Aim of the exercise >> Each record must be reproduced exactly as it is shown.

Items from a data source:

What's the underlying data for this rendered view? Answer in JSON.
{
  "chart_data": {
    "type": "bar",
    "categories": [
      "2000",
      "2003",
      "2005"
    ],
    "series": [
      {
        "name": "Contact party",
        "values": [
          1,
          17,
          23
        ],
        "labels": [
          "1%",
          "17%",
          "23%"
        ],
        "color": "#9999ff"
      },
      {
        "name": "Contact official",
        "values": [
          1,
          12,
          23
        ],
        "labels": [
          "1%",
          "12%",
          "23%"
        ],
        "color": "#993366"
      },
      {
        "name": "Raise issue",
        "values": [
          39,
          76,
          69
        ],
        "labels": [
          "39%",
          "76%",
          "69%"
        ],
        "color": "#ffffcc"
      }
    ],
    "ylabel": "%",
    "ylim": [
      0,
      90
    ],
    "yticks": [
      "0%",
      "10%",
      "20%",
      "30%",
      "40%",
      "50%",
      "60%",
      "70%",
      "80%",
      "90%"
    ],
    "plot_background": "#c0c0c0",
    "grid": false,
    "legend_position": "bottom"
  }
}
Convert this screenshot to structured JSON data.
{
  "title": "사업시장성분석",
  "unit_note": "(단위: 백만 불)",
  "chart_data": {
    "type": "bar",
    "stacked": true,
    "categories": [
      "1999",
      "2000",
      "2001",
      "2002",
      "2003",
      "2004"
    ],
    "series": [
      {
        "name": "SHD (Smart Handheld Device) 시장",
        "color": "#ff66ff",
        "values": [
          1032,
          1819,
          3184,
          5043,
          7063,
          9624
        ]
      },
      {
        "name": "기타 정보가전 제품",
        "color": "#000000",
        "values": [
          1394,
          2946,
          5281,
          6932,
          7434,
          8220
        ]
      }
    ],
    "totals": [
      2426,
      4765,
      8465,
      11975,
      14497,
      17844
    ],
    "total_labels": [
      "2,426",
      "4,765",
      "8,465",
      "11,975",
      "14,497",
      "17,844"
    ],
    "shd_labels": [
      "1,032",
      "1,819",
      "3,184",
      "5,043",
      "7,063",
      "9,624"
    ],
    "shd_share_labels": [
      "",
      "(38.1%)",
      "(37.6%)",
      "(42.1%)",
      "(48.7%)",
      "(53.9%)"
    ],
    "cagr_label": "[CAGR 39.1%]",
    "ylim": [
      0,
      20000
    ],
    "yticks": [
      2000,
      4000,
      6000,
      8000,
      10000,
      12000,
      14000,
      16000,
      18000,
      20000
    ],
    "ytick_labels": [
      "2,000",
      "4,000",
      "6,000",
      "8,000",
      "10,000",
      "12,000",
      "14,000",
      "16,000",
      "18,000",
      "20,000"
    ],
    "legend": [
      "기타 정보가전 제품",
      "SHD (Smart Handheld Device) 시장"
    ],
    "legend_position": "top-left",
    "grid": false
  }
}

Complete answer >>
What's the underlying data for this rendered view? Answer in JSON.
{
  "chart_data": {
    "type": "bar",
    "categories": [
      "2000",
      "2003",
      "2005"
    ],
    "series": [
      {
        "name": "Contact party",
        "values": [
          1,
          17,
          23
        ],
        "labels": [
          "1%",
          "17%",
          "23%"
        ],
        "color": "#9999ff"
      },
      {
        "name": "Contact official",
        "values": [
          1,
          12,
          23
        ],
        "labels": [
          "1%",
          "12%",
          "23%"
        ],
        "color": "#993366"
      },
      {
        "name": "Raise issue",
        "values": [
          39,
          76,
          69
        ],
        "labels": [
          "39%",
          "76%",
          "69%"
        ],
        "color": "#ffffcc"
      }
    ],
    "ylabel": "%",
    "ylim": [
      0,
      90
    ],
    "yticks": [
      "0%",
      "10%",
      "20%",
      "30%",
      "40%",
      "50%",
      "60%",
      "70%",
      "80%",
      "90%"
    ],
    "plot_background": "#c0c0c0",
    "grid": false,
    "legend_position": "bottom"
  }
}
Convert this screenshot to structured JSON data.
{
  "title": "사업시장성분석",
  "unit_note": "(단위: 백만 불)",
  "chart_data": {
    "type": "bar",
    "stacked": true,
    "categories": [
      "1999",
      "2000",
      "2001",
      "2002",
      "2003",
      "2004"
    ],
    "series": [
      {
        "name": "SHD (Smart Handheld Device) 시장",
        "color": "#ff66ff",
        "values": [
          1032,
          1819,
          3184,
          5043,
          7063,
          9624
        ]
      },
      {
        "name": "기타 정보가전 제품",
        "color": "#000000",
        "values": [
          1394,
          2946,
          5281,
          6932,
          7434,
          8220
        ]
      }
    ],
    "totals": [
      2426,
      4765,
      8465,
      11975,
      14497,
      17844
    ],
    "total_labels": [
      "2,426",
      "4,765",
      "8,465",
      "11,975",
      "14,497",
      "17,844"
    ],
    "shd_labels": [
      "1,032",
      "1,819",
      "3,184",
      "5,043",
      "7,063",
      "9,624"
    ],
    "shd_share_labels": [
      "",
      "(38.1%)",
      "(37.6%)",
      "(42.1%)",
      "(48.7%)",
      "(53.9%)"
    ],
    "cagr_label": "[CAGR 39.1%]",
    "ylim": [
      0,
      20000
    ],
    "yticks": [
      2000,
      4000,
      6000,
      8000,
      10000,
      12000,
      14000,
      16000,
      18000,
      20000
    ],
    "ytick_labels": [
      "2,000",
      "4,000",
      "6,000",
      "8,000",
      "10,000",
      "12,000",
      "14,000",
      "16,000",
      "18,000",
      "20,000"
    ],
    "legend": [
      "기타 정보가전 제품",
      "SHD (Smart Handheld Device) 시장"
    ],
    "legend_position": "top-left",
    "grid": false
  }
}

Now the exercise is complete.